* PROBLEM TO WORK ON:
Return the listing word for word, as given.

/---

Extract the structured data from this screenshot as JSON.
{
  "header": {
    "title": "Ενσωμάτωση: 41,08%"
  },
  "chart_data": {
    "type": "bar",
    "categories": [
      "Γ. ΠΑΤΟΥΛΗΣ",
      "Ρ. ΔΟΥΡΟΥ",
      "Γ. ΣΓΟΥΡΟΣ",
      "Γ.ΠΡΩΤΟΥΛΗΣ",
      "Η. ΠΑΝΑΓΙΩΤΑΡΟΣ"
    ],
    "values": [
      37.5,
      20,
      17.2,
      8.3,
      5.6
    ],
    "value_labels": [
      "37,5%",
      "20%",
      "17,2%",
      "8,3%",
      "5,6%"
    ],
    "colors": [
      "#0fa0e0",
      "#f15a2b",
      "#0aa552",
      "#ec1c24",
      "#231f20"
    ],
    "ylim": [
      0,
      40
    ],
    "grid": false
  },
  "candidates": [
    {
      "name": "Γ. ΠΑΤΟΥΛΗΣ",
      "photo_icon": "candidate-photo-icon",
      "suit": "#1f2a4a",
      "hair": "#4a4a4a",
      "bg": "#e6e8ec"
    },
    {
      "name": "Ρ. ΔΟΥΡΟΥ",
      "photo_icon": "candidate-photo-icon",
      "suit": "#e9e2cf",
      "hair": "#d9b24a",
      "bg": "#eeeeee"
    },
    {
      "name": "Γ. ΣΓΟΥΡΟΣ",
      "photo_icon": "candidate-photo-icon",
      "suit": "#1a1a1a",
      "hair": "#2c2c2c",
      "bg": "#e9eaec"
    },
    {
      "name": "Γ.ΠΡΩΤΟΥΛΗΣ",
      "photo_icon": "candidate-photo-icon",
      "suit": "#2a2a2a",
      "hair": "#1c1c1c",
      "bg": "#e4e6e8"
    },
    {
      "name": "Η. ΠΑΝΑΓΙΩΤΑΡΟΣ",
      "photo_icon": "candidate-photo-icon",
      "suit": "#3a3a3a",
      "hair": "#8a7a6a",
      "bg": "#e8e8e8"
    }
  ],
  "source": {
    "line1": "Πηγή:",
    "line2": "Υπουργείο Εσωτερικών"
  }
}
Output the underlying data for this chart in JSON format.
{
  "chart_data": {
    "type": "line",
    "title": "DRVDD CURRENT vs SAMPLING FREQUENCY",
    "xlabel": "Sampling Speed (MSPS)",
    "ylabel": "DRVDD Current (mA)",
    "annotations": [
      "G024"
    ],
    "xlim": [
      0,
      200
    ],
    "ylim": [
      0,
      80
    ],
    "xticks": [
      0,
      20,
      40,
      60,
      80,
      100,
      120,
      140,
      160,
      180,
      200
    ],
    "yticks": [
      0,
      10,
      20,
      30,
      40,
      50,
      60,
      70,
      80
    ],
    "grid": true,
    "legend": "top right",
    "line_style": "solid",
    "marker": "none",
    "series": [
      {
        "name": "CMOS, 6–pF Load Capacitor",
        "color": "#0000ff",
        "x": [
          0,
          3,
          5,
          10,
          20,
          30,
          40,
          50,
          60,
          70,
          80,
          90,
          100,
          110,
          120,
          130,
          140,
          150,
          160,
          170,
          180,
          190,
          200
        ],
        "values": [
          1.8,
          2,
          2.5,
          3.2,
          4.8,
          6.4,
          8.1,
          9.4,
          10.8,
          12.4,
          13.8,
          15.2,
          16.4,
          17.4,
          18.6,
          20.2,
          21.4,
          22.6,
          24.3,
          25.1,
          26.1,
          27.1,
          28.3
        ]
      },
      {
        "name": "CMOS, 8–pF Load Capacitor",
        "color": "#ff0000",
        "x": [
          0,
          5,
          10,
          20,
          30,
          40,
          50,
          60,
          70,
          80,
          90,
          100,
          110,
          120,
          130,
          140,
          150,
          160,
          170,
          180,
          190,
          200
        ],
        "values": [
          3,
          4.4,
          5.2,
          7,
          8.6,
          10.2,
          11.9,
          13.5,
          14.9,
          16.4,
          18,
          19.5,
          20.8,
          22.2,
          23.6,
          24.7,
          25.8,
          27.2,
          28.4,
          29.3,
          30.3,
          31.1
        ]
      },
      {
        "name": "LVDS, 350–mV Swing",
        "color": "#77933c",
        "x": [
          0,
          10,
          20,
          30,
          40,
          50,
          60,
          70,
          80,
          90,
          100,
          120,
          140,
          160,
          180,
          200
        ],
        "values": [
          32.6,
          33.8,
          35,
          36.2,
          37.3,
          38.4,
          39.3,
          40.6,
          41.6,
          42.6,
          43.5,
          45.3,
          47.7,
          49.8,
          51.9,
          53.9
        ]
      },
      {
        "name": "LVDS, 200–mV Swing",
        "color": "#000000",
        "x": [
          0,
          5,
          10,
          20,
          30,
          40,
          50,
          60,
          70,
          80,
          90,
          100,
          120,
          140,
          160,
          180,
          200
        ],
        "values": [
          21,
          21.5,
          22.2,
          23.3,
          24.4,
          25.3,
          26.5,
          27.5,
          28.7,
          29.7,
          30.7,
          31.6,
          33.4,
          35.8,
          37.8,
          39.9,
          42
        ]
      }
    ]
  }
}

\---

* CORRECT ANSWER:
Extract the structured data from this screenshot as JSON.
{
  "header": {
    "title": "Ενσωμάτωση: 41,08%"
  },
  "chart_data": {
    "type": "bar",
    "categories": [
      "Γ. ΠΑΤΟΥΛΗΣ",
      "Ρ. ΔΟΥΡΟΥ",
      "Γ. ΣΓΟΥΡΟΣ",
      "Γ.ΠΡΩΤΟΥΛΗΣ",
      "Η. ΠΑΝΑΓΙΩΤΑΡΟΣ"
    ],
    "values": [
      37.5,
      20,
      17.2,
      8.3,
      5.6
    ],
    "value_labels": [
      "37,5%",
      "20%",
      "17,2%",
      "8,3%",
      "5,6%"
    ],
    "colors": [
      "#0fa0e0",
      "#f15a2b",
      "#0aa552",
      "#ec1c24",
      "#231f20"
    ],
    "ylim": [
      0,
      40
    ],
    "grid": false
  },
  "candidates": [
    {
      "name": "Γ. ΠΑΤΟΥΛΗΣ",
      "photo_icon": "candidate-photo-icon",
      "suit": "#1f2a4a",
      "hair": "#4a4a4a",
      "bg": "#e6e8ec"
    },
    {
      "name": "Ρ. ΔΟΥΡΟΥ",
      "photo_icon": "candidate-photo-icon",
      "suit": "#e9e2cf",
      "hair": "#d9b24a",
      "bg": "#eeeeee"
    },
    {
      "name": "Γ. ΣΓΟΥΡΟΣ",
      "photo_icon": "candidate-photo-icon",
      "suit": "#1a1a1a",
      "hair": "#2c2c2c",
      "bg": "#e9eaec"
    },
    {
      "name": "Γ.ΠΡΩΤΟΥΛΗΣ",
      "photo_icon": "candidate-photo-icon",
      "suit": "#2a2a2a",
      "hair": "#1c1c1c",
      "bg": "#e4e6e8"
    },
    {
      "name": "Η. ΠΑΝΑΓΙΩΤΑΡΟΣ",
      "photo_icon": "candidate-photo-icon",
      "suit": "#3a3a3a",
      "hair": "#8a7a6a",
      "bg": "#e8e8e8"
    }
  ],
  "source": {
    "line1": "Πηγή:",
    "line2": "Υπουργείο Εσωτερικών"
  }
}
Output the underlying data for this chart in JSON format.
{
  "chart_data": {
    "type": "line",
    "title": "DRVDD CURRENT vs SAMPLING FREQUENCY",
    "xlabel": "Sampling Speed (MSPS)",
    "ylabel": "DRVDD Current (mA)",
    "annotations": [
      "G024"
    ],
    "xlim": [
      0,
      200
    ],
    "ylim": [
      0,
      80
    ],
    "xticks": [
      0,
      20,
      40,
      60,
      80,
      100,
      120,
      140,
      160,
      180,
      200
    ],
    "yticks": [
      0,
      10,
      20,
      30,
      40,
      50,
      60,
      70,
      80
    ],
    "grid": true,
    "legend": "top right",
    "line_style": "solid",
    "marker": "none",
    "series": [
      {
        "name": "CMOS, 6–pF Load Capacitor",
        "color": "#0000ff",
        "x": [
          0,
          3,
          5,
          10,
          20,
          30,
          40,
          50,
          60,
          70,
          80,
          90,
          100,
          110,
          120,
          130,
          140,
          150,
          160,
          170,
          180,
          190,
          200
        ],
        "values": [
          1.8,
          2,
          2.5,
          3.2,
          4.8,
          6.4,
          8.1,
          9.4,
          10.8,
          12.4,
          13.8,
          15.2,
          16.4,
          17.4,
          18.6,
          20.2,
          21.4,
          22.6,
          24.3,
          25.1,
          26.1,
          27.1,
          28.3
        ]
      },
      {
        "name": "CMOS, 8–pF Load Capacitor",
        "color": "#ff0000",
        "x": [
          0,
          5,
          10,
          20,
          30,
          40,
          50,
          60,
          70,
          80,
          90,
          100,
          110,
          120,
          130,
          140,
          150,
          160,
          170,
          180,
          190,
          200
        ],
        "values": [
          3,
          4.4,
          5.2,
          7,
          8.6,
          10.2,
          11.9,
          13.5,
          14.9,
          16.4,
          18,
          19.5,
          20.8,
          22.2,
          23.6,
          24.7,
          25.8,
          27.2,
          28.4,
          29.3,
          30.3,
          31.1
        ]
      },
      {
        "name": "LVDS, 350–mV Swing",
        "color": "#77933c",
        "x": [
          0,
          10,
          20,
          30,
          40,
          50,
          60,
          70,
          80,
          90,
          100,
          120,
          140,
          160,
          180,
          200
        ],
        "values": [
          32.6,
          33.8,
          35,
          36.2,
          37.3,
          38.4,
          39.3,
          40.6,
          41.6,
          42.6,
          43.5,
          45.3,
          47.7,
          49.8,
          51.9,
          53.9
        ]
      },
      {
        "name": "LVDS, 200–mV Swing",
        "color": "#000000",
        "x": [
          0,
          5,
          10,
          20,
          30,
          40,
          50,
          60,
          70,
          80,
          90,
          100,
          120,
          140,
          160,
          180,
          200
        ],
        "values": [
          21,
          21.5,
          22.2,
          23.3,
          24.4,
          25.3,
          26.5,
          27.5,
          28.7,
          29.7,
          30.7,
          31.6,
          33.4,
          35.8,
          37.8,
          39.9,
          42
        ]
      }
    ]
  }
}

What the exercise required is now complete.